**INFORMATION GIVEN:**
====

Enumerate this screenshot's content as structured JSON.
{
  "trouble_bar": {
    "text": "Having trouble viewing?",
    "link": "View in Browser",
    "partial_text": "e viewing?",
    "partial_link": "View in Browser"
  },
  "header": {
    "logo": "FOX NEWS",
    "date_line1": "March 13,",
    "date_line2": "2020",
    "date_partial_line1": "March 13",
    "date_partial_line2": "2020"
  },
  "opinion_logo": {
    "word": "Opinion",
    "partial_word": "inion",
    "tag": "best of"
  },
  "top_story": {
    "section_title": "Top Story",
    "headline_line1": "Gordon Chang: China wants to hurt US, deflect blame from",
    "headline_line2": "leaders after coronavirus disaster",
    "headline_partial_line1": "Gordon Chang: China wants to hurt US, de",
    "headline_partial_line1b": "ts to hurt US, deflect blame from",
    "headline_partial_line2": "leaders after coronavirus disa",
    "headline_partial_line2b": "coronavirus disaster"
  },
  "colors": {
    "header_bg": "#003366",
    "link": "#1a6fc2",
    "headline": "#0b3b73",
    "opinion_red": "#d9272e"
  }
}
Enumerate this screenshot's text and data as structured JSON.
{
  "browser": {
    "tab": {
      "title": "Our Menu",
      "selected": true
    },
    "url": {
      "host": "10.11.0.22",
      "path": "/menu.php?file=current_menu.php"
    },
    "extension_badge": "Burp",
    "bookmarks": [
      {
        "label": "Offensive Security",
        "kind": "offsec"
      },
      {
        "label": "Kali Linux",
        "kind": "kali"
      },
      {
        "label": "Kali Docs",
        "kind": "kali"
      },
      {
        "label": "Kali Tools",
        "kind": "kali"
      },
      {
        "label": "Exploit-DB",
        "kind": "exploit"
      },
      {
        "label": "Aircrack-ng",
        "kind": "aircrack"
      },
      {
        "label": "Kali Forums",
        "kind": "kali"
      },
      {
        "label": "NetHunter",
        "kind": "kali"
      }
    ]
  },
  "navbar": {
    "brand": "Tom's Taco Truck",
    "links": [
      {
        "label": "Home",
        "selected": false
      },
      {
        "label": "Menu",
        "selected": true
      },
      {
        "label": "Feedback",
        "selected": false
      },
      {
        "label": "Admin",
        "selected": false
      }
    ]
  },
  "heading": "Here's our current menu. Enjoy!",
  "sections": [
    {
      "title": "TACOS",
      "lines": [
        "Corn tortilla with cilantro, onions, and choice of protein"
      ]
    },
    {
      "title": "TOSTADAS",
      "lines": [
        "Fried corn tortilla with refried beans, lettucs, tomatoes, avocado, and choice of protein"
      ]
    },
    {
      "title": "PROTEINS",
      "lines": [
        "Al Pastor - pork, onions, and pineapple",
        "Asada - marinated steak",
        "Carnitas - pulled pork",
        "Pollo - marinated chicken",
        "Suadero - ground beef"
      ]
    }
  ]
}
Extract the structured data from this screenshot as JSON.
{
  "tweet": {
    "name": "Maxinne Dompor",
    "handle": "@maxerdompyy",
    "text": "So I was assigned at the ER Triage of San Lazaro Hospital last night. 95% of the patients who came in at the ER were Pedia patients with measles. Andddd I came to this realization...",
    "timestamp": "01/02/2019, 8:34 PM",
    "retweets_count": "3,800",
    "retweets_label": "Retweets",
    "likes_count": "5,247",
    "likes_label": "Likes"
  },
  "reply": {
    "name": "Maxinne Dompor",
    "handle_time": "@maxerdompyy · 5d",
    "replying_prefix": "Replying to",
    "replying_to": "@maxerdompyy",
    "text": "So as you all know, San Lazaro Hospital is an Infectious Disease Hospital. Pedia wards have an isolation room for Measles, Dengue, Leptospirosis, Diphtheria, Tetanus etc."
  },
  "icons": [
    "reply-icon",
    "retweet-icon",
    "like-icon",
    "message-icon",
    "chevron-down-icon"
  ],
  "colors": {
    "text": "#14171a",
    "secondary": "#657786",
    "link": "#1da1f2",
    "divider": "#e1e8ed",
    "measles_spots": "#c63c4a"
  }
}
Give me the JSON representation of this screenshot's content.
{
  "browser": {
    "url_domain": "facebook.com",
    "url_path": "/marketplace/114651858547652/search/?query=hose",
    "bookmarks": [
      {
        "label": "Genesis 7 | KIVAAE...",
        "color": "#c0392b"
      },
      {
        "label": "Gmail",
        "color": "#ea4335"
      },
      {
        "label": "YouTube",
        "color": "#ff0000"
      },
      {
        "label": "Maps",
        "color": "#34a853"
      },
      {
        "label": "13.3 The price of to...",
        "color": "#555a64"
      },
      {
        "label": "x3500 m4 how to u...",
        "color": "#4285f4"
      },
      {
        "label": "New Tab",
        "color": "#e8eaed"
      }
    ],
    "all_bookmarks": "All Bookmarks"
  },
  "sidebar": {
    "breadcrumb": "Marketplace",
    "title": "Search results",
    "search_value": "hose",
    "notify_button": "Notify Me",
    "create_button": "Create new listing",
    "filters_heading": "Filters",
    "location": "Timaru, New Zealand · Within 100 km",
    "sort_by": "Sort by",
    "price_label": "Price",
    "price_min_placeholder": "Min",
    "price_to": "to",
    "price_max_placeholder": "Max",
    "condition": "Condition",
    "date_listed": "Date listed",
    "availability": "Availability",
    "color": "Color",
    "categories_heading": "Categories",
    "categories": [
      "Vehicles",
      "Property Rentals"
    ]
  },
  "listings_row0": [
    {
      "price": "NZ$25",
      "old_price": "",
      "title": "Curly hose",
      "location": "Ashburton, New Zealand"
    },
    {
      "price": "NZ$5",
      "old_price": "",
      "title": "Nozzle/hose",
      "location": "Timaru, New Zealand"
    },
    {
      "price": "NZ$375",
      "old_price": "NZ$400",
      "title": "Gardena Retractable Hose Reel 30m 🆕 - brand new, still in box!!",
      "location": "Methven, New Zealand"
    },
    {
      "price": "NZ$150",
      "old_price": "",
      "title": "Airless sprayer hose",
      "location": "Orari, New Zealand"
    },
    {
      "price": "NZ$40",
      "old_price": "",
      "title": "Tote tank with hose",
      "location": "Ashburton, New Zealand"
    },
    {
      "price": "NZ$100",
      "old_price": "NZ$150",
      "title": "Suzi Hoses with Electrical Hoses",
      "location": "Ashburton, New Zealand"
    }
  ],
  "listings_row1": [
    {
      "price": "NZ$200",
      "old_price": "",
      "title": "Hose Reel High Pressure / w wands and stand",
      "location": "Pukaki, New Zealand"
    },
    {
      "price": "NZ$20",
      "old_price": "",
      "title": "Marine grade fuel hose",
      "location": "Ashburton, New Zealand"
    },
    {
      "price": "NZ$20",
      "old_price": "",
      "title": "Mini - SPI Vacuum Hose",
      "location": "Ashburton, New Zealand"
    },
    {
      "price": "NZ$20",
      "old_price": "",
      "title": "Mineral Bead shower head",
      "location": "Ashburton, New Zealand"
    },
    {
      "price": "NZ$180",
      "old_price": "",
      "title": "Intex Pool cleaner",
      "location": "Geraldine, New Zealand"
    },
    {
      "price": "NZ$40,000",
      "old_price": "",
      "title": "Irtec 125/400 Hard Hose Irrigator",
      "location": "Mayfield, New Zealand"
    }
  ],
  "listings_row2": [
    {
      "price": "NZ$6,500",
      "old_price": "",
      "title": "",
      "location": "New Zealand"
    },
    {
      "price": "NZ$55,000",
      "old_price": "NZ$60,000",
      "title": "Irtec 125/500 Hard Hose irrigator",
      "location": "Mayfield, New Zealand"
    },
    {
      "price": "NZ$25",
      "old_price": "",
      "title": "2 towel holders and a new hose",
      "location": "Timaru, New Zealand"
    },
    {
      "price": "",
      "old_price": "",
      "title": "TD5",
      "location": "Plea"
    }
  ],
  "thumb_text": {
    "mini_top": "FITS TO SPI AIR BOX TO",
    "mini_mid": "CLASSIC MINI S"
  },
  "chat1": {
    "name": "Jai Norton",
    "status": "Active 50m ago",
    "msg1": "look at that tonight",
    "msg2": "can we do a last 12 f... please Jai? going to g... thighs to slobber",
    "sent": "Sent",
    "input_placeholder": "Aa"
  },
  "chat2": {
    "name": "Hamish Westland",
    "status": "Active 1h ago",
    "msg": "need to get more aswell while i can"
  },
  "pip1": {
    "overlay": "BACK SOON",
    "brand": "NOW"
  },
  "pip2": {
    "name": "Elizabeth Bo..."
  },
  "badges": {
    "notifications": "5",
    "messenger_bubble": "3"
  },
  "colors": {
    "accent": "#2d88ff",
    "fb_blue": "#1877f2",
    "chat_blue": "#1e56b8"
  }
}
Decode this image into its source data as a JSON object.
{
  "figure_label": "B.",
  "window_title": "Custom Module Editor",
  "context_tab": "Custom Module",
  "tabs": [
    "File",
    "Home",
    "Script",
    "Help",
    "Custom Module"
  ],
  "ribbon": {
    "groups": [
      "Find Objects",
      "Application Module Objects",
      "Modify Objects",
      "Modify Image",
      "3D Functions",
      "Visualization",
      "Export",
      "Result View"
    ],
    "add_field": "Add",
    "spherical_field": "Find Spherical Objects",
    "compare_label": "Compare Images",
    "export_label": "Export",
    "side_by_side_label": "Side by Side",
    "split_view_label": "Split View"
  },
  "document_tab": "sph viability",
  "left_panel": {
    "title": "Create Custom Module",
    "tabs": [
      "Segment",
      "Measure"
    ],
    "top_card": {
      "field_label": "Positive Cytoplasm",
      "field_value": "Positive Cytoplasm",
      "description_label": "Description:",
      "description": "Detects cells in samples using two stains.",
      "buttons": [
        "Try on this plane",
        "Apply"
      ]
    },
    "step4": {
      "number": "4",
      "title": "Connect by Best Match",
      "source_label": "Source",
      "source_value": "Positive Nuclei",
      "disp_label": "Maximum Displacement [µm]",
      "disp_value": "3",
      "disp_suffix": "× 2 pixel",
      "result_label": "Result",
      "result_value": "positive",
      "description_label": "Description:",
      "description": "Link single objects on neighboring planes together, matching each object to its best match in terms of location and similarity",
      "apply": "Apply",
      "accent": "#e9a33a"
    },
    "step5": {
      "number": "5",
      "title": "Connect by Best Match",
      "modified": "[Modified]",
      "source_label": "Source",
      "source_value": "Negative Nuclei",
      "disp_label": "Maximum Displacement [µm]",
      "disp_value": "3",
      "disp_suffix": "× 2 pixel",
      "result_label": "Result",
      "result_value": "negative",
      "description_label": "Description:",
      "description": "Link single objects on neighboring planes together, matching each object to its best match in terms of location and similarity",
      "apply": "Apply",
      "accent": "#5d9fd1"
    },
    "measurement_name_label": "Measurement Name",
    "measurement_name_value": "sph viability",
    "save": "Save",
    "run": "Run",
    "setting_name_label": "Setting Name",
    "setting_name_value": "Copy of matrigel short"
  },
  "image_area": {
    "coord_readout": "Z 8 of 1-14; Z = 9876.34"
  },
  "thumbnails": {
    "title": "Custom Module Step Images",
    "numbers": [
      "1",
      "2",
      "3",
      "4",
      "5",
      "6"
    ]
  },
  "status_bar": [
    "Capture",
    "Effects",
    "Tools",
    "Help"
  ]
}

====

**EXERCISE:** Review the preceding data and report every line that includes the string "marinated".

**RESULT FOR THIS TASK:**
        "Asada - marinated steak",
        "Pollo - marinated chicken",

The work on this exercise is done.